Prompt:
Copy every line of the records word for word, leaving out the pictures.

□ □ □

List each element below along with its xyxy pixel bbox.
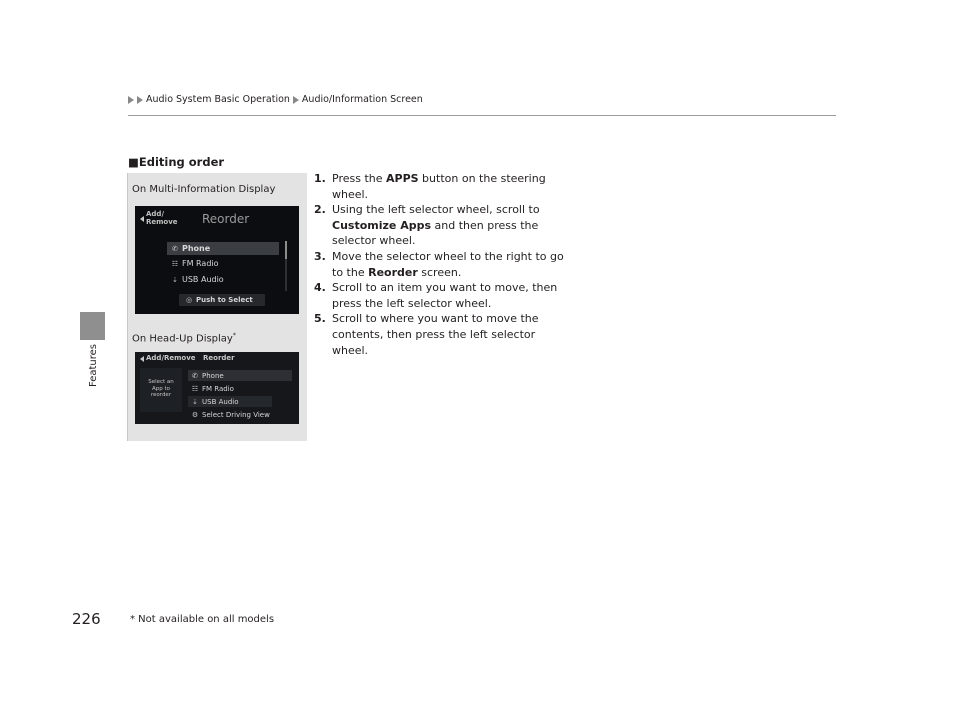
step — [314, 311, 574, 358]
mid-title: Reorder — [202, 212, 250, 226]
step-text — [332, 171, 574, 202]
push-to-select-bar — [179, 294, 265, 306]
breadcrumb-parent[interactable]: Audio System Basic Operation — [146, 94, 290, 105]
mid-screen — [135, 206, 299, 314]
phone-icon: ✆ — [192, 371, 198, 380]
dial-icon: ◎ — [185, 296, 193, 304]
list-item — [188, 396, 272, 407]
step-text-bold: APPS — [386, 172, 419, 185]
step-text — [332, 311, 574, 358]
heading-marker: ■ — [128, 155, 139, 169]
step-text-pre: Using the left selector wheel, scroll to — [332, 203, 540, 217]
usb-icon: ⇣ — [172, 275, 178, 284]
step-text — [332, 280, 574, 311]
list-item — [167, 273, 279, 286]
hud-hint-line1: Select an — [148, 379, 174, 385]
step-text-pre: Scroll to where you want to move the contents, then press the left selector wheel. — [332, 312, 539, 357]
list-item — [188, 409, 292, 420]
radio-icon: ☷ — [191, 384, 199, 393]
gear-icon: ⚙ — [191, 410, 199, 419]
list-item-label: FM Radio — [202, 384, 234, 393]
list-item — [167, 257, 279, 270]
step — [314, 280, 574, 311]
breadcrumb — [128, 94, 423, 105]
step-number: 5. — [314, 312, 326, 326]
heading-text: Editing order — [138, 155, 225, 169]
chevron-right-icon — [137, 96, 143, 104]
scrollbar — [285, 241, 287, 291]
step-text-pre: Press the — [332, 172, 386, 185]
hud-label-mark: * — [232, 332, 236, 339]
steps-list — [314, 171, 574, 358]
hud-title: Reorder — [203, 354, 235, 362]
mid-add-remove-line2: Remove — [146, 218, 178, 226]
mid-add-remove-line1: Add/ — [146, 210, 164, 218]
step-number: 3. — [314, 249, 326, 263]
push-label: Push to Select — [196, 296, 253, 304]
hud-screen — [135, 352, 299, 424]
hud-hint — [140, 379, 182, 399]
step-text-pre: Move the selector wheel to the right to go to the — [332, 249, 564, 279]
section-tab — [80, 312, 105, 340]
phone-icon: ✆ — [172, 244, 178, 253]
back-arrow-icon — [140, 216, 144, 222]
step-text-bold: Customize Apps — [332, 218, 431, 232]
list-item — [167, 242, 279, 255]
list-item-label: USB Audio — [182, 275, 224, 284]
step-text — [332, 202, 574, 249]
back-arrow-icon — [140, 356, 144, 362]
section-heading — [128, 155, 224, 169]
step-text-bold: Reorder — [368, 265, 418, 279]
step — [314, 202, 574, 249]
usb-icon: ⇣ — [192, 397, 198, 406]
hud-label — [132, 332, 236, 344]
page-number: 226 — [72, 610, 101, 628]
step-text-post: and then press the selector wheel. — [332, 218, 539, 248]
header-divider — [128, 115, 836, 116]
chevron-right-icon — [128, 96, 134, 104]
list-item-label: Phone — [202, 371, 224, 380]
list-item-label: USB Audio — [202, 397, 239, 406]
list-item-label: FM Radio — [182, 259, 219, 268]
footnote: * Not available on all models — [130, 614, 275, 625]
step — [314, 171, 574, 202]
step-number: 1. — [314, 172, 326, 185]
breadcrumb-current[interactable]: Audio/Information Screen — [301, 94, 423, 105]
step-text — [332, 249, 574, 280]
step-text-post: button on the steering wheel. — [332, 172, 546, 201]
step — [314, 249, 574, 280]
scrollbar-thumb — [285, 241, 287, 259]
hud-hint-line3: reorder — [150, 392, 172, 398]
step-text-post: screen. — [417, 265, 462, 279]
step-number: 4. — [314, 281, 326, 295]
list-item — [188, 370, 292, 381]
step-number: 2. — [314, 203, 326, 217]
hud-hint-line2: App to — [151, 385, 170, 392]
chevron-right-icon — [293, 96, 299, 104]
section-tab-label: Features — [88, 344, 99, 387]
mid-add-remove — [146, 210, 178, 226]
hud-label-text: On Head-Up Display — [132, 333, 233, 345]
step-text-pre: Scroll to an item you want to move, then press the left selector wheel. — [332, 281, 558, 310]
radio-icon: ☷ — [171, 259, 179, 268]
hud-add-remove: Add/Remove — [146, 354, 196, 362]
list-item-label: Phone — [182, 244, 211, 253]
list-item — [188, 383, 292, 394]
list-item-label: Select Driving View — [202, 410, 270, 419]
mid-label: On Multi-Information Display — [132, 184, 276, 195]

□ □ □

Task output:
List each element below along with its xyxy pixel bbox.
step — [314, 311, 574, 358]
mid-title: Reorder — [202, 212, 250, 226]
step-text — [332, 171, 574, 202]
push-to-select-bar — [179, 294, 265, 306]
breadcrumb-parent[interactable]: Audio System Basic Operation — [146, 94, 290, 105]
mid-screen — [135, 206, 299, 314]
phone-icon: ✆ — [192, 371, 198, 380]
dial-icon: ◎ — [185, 296, 193, 304]
list-item — [188, 396, 272, 407]
step-text-bold: APPS — [386, 172, 419, 185]
step-text — [332, 311, 574, 358]
heading-marker: ■ — [128, 155, 139, 169]
step-text-pre: Using the left selector wheel, scroll to — [332, 203, 540, 217]
usb-icon: ⇣ — [172, 275, 178, 284]
step-text — [332, 280, 574, 311]
list-item — [167, 273, 279, 286]
hud-hint-line1: Select an — [148, 379, 174, 385]
step-text-pre: Scroll to where you want to move the contents, then press the left selector wheel. — [332, 312, 539, 357]
list-item — [188, 409, 292, 420]
radio-icon: ☷ — [191, 384, 199, 393]
gear-icon: ⚙ — [191, 410, 199, 419]
list-item-label: FM Radio — [202, 384, 234, 393]
list-item — [167, 257, 279, 270]
step — [314, 280, 574, 311]
breadcrumb — [128, 94, 423, 105]
step-number: 5. — [314, 312, 326, 326]
heading-text: Editing order — [138, 155, 225, 169]
chevron-right-icon — [137, 96, 143, 104]
scrollbar — [285, 241, 287, 291]
step-text-pre: Press the — [332, 172, 386, 185]
hud-label-mark: * — [232, 332, 236, 339]
steps-list — [314, 171, 574, 358]
hud-title: Reorder — [203, 354, 235, 362]
mid-add-remove-line2: Remove — [146, 218, 178, 226]
mid-add-remove-line1: Add/ — [146, 210, 164, 218]
step-number: 3. — [314, 249, 326, 263]
push-label: Push to Select — [196, 296, 253, 304]
hud-screen — [135, 352, 299, 424]
hud-hint — [140, 379, 182, 399]
step-text-pre: Move the selector wheel to the right to go to the — [332, 249, 564, 279]
section-tab — [80, 312, 105, 340]
phone-icon: ✆ — [172, 244, 178, 253]
back-arrow-icon — [140, 216, 144, 222]
step-text-bold: Customize Apps — [332, 218, 431, 232]
list-item — [167, 242, 279, 255]
list-item-label: USB Audio — [182, 275, 224, 284]
step-text — [332, 202, 574, 249]
back-arrow-icon — [140, 356, 144, 362]
section-heading — [128, 155, 224, 169]
step-text-bold: Reorder — [368, 265, 418, 279]
step — [314, 202, 574, 249]
usb-icon: ⇣ — [192, 397, 198, 406]
hud-label — [132, 332, 236, 344]
page-number: 226 — [72, 610, 101, 628]
step-text-post: and then press the selector wheel. — [332, 218, 539, 248]
header-divider — [128, 115, 836, 116]
chevron-right-icon — [128, 96, 134, 104]
list-item-label: Phone — [202, 371, 224, 380]
list-item-label: USB Audio — [202, 397, 239, 406]
list-item-label: FM Radio — [182, 259, 219, 268]
footnote: * Not available on all models — [130, 614, 275, 625]
step — [314, 171, 574, 202]
step-number: 1. — [314, 172, 326, 185]
breadcrumb-current[interactable]: Audio/Information Screen — [301, 94, 423, 105]
step-text — [332, 249, 574, 280]
step-text-post: button on the steering wheel. — [332, 172, 546, 201]
step — [314, 249, 574, 280]
scrollbar-thumb — [285, 241, 287, 259]
hud-hint-line3: reorder — [150, 392, 172, 398]
step-text-post: screen. — [417, 265, 462, 279]
step-number: 4. — [314, 281, 326, 295]
list-item — [188, 370, 292, 381]
step-number: 2. — [314, 203, 326, 217]
hud-hint-line2: App to — [151, 385, 170, 392]
chevron-right-icon — [293, 96, 299, 104]
section-tab-label: Features — [88, 344, 99, 387]
mid-add-remove — [146, 210, 178, 226]
hud-label-text: On Head-Up Display — [132, 333, 233, 345]
step-text-pre: Scroll to an item you want to move, then press the left selector wheel. — [332, 281, 558, 310]
radio-icon: ☷ — [171, 259, 179, 268]
hud-add-remove: Add/Remove — [146, 354, 196, 362]
list-item-label: Phone — [182, 244, 211, 253]
list-item — [188, 383, 292, 394]
list-item-label: Select Driving View — [202, 410, 270, 419]
mid-label: On Multi-Information Display — [132, 184, 276, 195]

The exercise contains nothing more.